• _Goal of the exercise_
Filter the records down to the lines that contain the string "documentary", matching case exactly, and copy those lines in full.

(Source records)
============================================================

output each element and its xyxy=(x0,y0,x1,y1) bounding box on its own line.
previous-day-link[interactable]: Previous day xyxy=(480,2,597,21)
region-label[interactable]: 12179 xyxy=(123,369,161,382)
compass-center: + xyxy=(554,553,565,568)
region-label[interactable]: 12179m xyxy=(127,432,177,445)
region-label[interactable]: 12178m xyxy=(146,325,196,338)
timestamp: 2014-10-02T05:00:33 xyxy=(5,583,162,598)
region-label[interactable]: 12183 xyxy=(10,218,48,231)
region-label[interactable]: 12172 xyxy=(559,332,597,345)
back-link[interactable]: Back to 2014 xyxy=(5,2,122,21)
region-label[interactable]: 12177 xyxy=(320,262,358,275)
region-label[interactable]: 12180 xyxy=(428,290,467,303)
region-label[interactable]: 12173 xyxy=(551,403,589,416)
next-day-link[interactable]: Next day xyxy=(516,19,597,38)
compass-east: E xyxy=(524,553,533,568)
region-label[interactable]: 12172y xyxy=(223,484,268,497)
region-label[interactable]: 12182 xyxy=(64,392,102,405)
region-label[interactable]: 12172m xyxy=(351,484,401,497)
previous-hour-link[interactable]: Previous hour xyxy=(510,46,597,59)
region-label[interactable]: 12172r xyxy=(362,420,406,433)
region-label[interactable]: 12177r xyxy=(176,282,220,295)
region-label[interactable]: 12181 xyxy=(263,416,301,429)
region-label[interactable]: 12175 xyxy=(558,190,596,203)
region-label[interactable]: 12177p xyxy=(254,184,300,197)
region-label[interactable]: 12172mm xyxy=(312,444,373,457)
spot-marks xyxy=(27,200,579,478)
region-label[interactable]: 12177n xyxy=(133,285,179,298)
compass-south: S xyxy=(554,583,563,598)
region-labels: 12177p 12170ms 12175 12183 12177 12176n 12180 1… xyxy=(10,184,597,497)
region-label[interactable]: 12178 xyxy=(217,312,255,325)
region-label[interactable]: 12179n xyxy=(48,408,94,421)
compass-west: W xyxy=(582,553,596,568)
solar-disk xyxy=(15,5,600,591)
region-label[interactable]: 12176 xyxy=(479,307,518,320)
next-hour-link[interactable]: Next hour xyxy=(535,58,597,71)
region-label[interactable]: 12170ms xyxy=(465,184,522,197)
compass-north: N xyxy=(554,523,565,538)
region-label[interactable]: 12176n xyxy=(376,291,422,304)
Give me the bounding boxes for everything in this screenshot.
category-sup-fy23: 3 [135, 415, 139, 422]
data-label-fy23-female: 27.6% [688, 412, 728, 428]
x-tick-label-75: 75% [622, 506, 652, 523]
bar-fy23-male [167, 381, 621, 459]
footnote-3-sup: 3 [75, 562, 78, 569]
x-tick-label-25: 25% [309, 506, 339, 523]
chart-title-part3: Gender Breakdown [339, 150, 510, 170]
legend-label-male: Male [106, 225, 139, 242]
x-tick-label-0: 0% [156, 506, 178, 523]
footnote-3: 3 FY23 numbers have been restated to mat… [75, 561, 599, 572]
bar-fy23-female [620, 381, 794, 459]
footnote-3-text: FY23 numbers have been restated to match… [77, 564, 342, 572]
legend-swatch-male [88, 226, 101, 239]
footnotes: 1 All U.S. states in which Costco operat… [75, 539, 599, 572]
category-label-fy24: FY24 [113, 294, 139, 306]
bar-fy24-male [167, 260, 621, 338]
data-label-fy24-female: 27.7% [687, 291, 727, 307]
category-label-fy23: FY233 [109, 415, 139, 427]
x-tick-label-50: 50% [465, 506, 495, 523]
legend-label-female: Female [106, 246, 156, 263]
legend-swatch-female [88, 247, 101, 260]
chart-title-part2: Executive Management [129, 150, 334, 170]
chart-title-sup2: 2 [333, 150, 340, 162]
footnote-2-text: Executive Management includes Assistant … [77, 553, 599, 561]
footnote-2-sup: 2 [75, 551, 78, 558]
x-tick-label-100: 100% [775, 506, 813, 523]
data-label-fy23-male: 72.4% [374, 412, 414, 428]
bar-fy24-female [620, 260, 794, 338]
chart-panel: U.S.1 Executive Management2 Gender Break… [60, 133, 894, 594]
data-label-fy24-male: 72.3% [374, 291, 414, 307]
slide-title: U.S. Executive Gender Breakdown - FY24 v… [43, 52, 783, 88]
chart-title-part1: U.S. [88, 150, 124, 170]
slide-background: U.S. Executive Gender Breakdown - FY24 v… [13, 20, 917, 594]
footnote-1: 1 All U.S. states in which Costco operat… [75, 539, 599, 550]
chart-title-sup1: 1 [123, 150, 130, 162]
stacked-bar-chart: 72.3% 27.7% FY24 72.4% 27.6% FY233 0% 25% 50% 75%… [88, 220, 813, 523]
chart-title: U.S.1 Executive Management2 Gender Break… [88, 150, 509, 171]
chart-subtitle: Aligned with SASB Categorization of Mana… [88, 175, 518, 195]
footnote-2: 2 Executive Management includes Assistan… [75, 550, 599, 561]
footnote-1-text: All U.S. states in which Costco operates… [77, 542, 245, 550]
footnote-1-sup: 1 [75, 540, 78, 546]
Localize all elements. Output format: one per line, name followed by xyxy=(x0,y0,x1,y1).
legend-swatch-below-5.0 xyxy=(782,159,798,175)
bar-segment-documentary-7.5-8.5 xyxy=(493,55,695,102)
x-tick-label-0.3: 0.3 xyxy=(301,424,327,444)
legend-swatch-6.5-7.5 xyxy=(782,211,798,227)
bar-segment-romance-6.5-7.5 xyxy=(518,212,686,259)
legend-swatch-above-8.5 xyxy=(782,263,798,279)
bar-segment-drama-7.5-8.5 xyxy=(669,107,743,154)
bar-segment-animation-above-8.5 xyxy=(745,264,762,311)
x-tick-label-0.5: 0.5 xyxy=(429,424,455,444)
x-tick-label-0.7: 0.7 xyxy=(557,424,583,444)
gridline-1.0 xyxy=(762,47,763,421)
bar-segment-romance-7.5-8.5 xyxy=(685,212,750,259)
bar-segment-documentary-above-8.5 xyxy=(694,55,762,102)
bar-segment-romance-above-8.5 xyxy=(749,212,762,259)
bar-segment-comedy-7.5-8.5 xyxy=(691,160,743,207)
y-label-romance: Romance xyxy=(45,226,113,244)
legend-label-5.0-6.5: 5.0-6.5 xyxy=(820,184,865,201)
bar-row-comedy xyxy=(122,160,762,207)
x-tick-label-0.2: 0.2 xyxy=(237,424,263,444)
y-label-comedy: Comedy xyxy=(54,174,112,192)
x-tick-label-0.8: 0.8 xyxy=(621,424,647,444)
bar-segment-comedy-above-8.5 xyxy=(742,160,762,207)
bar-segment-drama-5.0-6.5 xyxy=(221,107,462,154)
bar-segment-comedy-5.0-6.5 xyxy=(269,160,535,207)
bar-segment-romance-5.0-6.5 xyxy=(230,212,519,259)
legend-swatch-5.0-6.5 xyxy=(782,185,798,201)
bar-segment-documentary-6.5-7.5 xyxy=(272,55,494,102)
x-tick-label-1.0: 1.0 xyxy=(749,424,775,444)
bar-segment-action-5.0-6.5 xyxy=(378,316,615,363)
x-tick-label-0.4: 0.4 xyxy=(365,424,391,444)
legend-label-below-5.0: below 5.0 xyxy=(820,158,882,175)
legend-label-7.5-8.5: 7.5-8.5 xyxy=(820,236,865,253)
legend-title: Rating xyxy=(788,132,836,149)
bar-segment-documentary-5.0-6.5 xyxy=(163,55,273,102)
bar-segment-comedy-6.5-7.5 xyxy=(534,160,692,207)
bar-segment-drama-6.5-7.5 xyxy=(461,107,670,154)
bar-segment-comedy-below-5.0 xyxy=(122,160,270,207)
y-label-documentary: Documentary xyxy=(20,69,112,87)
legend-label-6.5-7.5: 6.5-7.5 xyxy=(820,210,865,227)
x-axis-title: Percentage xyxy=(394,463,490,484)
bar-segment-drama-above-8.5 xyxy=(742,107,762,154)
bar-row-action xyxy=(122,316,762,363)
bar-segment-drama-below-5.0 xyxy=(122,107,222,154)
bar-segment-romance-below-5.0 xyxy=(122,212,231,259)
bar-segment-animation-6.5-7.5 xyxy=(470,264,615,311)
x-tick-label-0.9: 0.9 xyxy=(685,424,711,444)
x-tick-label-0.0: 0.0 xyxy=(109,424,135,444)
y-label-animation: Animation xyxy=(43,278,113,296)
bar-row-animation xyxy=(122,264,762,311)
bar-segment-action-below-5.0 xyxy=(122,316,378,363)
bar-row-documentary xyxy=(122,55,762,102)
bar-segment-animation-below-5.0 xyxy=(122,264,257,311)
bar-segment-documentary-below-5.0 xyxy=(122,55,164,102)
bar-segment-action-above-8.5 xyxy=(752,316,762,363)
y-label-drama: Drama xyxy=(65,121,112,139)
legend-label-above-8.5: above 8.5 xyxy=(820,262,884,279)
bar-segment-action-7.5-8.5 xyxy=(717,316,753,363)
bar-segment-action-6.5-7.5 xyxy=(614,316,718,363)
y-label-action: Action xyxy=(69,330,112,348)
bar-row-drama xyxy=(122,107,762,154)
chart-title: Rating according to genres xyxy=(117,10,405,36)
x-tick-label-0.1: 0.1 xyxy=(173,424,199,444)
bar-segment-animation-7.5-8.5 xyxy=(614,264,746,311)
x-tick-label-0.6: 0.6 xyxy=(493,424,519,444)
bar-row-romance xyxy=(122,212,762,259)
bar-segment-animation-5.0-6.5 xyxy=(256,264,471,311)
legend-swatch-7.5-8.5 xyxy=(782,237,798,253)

============================================================

• _Exercise output_
bar-segment-documentary-7.5-8.5 xyxy=(493,55,695,102)
bar-segment-documentary-above-8.5 xyxy=(694,55,762,102)
bar-segment-documentary-6.5-7.5 xyxy=(272,55,494,102)
bar-segment-documentary-5.0-6.5 xyxy=(163,55,273,102)
y-label-documentary: Documentary xyxy=(20,69,112,87)
bar-row-documentary xyxy=(122,55,762,102)
bar-segment-documentary-below-5.0 xyxy=(122,55,164,102)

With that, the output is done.